— Directive —
Count the lines below that contain the word "text" and give only that number.

— Available data —
↓↓↓

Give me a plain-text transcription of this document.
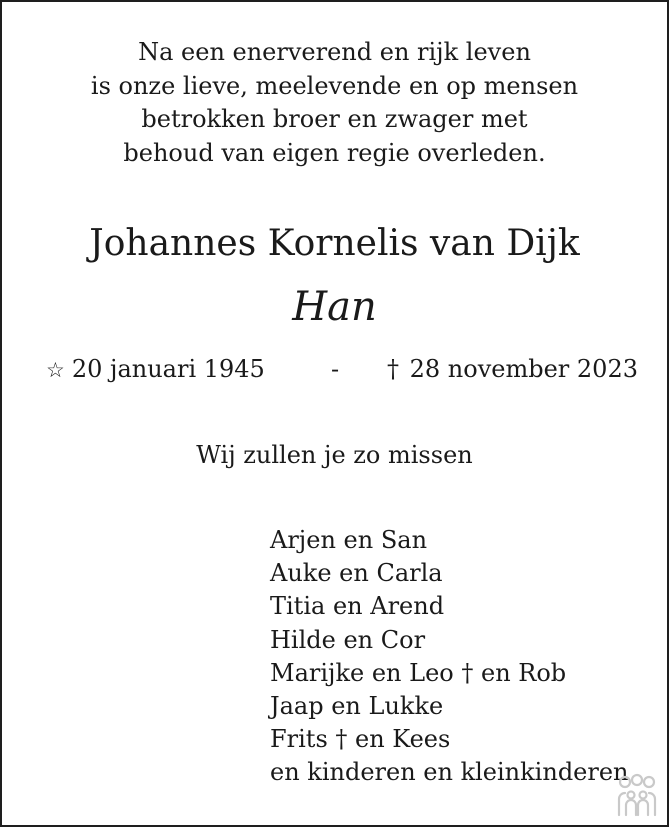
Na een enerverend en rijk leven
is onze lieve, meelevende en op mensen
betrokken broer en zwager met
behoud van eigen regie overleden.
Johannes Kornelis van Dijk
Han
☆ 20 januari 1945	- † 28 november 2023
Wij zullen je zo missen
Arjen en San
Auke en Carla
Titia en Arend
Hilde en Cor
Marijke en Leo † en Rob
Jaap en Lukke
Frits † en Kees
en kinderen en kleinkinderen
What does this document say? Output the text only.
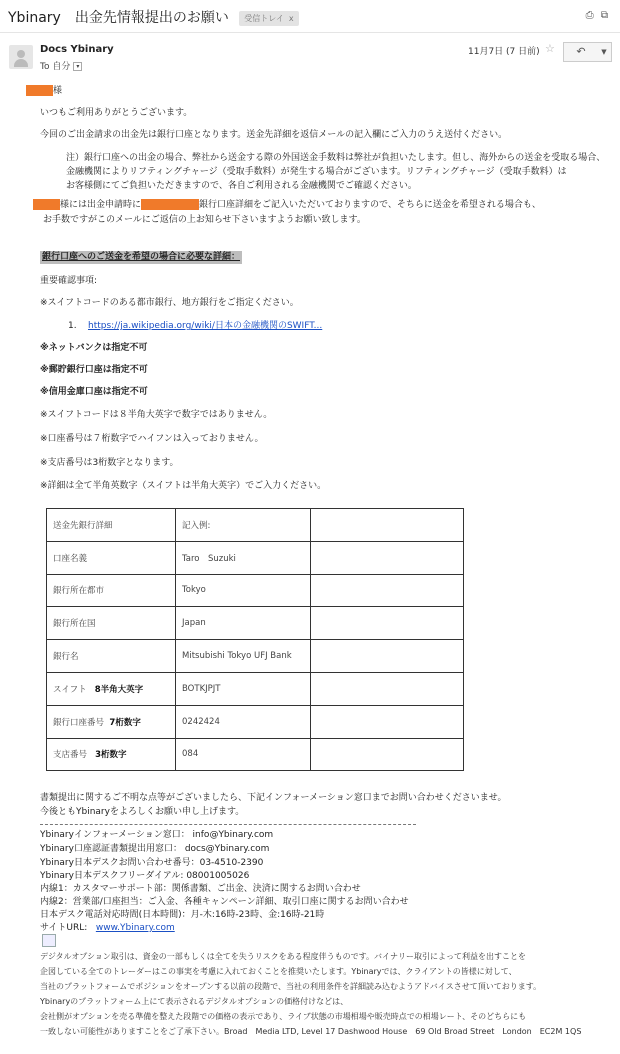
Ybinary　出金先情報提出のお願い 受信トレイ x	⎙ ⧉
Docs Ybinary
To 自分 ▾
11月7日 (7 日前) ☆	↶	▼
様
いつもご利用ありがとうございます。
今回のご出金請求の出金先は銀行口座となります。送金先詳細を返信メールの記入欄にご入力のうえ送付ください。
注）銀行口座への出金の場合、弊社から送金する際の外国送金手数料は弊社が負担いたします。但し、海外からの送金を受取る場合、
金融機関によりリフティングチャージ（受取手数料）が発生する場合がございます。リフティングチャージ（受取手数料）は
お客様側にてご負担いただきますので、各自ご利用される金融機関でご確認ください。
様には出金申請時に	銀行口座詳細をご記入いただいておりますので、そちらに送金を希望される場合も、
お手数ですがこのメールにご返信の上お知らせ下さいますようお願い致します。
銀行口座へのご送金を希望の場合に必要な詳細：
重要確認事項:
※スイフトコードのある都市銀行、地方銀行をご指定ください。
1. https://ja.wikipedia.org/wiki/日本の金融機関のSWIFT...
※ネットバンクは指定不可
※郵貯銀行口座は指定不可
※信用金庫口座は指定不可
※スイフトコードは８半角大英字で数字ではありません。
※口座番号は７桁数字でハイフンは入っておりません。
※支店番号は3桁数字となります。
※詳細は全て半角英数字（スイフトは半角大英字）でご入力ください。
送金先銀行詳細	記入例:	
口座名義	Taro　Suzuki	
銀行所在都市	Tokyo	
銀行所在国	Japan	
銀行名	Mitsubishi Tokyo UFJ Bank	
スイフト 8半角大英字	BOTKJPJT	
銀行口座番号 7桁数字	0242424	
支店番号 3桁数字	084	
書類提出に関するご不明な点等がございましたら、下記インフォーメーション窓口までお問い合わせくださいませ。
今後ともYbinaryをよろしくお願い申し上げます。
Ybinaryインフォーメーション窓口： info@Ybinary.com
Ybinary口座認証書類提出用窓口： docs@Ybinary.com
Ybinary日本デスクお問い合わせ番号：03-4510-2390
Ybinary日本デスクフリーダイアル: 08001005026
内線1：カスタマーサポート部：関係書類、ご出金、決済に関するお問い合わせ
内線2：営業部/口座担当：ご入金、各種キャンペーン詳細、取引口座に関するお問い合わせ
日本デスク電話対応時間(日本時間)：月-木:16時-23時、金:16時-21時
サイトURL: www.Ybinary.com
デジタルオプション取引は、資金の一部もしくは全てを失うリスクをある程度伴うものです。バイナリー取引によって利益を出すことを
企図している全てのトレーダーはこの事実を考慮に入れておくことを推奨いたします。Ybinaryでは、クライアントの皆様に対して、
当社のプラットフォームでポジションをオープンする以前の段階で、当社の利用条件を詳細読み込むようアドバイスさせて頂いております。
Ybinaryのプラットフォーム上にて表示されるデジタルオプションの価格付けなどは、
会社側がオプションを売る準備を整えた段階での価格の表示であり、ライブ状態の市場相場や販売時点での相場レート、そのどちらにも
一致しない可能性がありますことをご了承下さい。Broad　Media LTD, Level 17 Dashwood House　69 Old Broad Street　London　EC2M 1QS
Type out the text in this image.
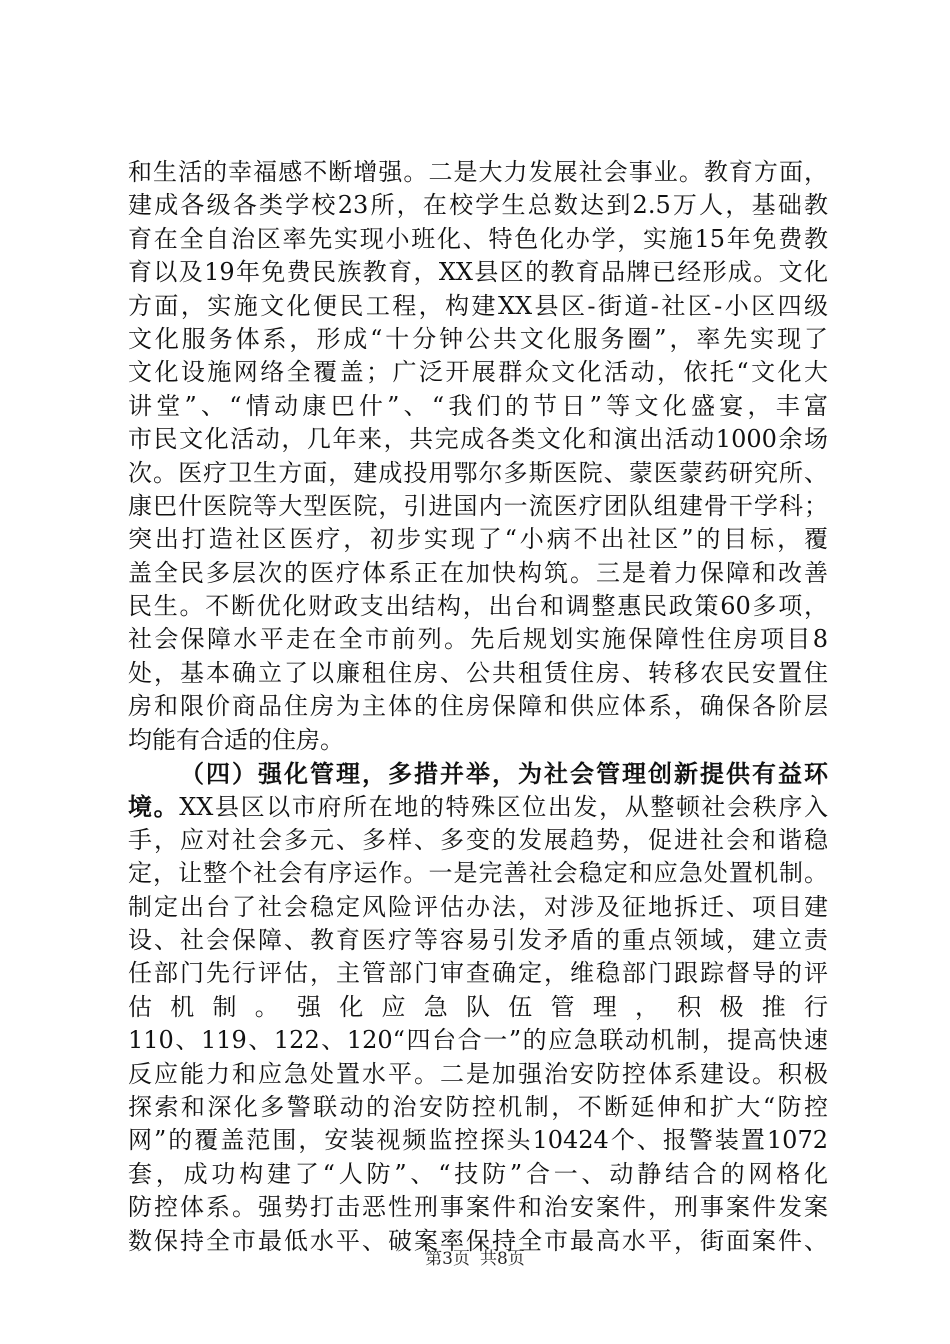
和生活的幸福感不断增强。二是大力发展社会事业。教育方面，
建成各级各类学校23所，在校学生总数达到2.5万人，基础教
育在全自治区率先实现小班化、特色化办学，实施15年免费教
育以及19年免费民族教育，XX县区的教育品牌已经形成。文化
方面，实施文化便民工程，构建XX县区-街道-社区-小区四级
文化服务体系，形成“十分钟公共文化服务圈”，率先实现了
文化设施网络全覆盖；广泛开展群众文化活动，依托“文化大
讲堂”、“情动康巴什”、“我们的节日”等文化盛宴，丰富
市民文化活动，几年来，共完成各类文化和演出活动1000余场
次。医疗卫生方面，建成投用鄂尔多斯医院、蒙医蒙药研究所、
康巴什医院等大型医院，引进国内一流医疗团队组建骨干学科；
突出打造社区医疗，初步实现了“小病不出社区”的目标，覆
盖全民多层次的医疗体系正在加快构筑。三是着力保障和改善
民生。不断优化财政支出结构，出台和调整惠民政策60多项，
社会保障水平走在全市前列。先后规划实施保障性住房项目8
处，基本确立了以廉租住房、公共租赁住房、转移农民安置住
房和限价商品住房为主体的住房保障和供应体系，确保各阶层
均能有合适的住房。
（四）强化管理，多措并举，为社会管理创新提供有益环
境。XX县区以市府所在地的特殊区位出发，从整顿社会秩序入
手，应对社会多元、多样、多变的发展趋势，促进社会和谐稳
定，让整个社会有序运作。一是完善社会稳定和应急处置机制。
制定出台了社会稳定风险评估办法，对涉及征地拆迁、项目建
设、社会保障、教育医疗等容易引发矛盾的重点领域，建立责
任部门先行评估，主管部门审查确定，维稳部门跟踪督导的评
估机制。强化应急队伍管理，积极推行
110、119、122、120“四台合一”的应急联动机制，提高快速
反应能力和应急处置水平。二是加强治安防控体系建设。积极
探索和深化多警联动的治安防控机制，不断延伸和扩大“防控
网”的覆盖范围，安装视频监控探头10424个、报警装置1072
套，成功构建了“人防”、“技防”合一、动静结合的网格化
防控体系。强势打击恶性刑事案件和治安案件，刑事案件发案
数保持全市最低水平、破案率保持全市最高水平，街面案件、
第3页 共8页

↑↑↑
↓↓↓

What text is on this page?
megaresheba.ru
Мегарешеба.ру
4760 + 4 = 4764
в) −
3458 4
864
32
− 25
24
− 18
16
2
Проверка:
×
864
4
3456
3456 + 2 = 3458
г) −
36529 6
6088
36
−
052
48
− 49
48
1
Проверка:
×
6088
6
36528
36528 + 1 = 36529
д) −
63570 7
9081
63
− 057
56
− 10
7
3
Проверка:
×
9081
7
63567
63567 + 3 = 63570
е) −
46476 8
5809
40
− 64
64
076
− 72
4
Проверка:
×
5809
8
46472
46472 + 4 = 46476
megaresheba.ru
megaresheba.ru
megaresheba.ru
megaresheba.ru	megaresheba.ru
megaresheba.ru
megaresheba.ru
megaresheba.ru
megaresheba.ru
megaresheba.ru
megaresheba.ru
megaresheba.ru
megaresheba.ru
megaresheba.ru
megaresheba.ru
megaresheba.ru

↑↑↑

— Written solution —
4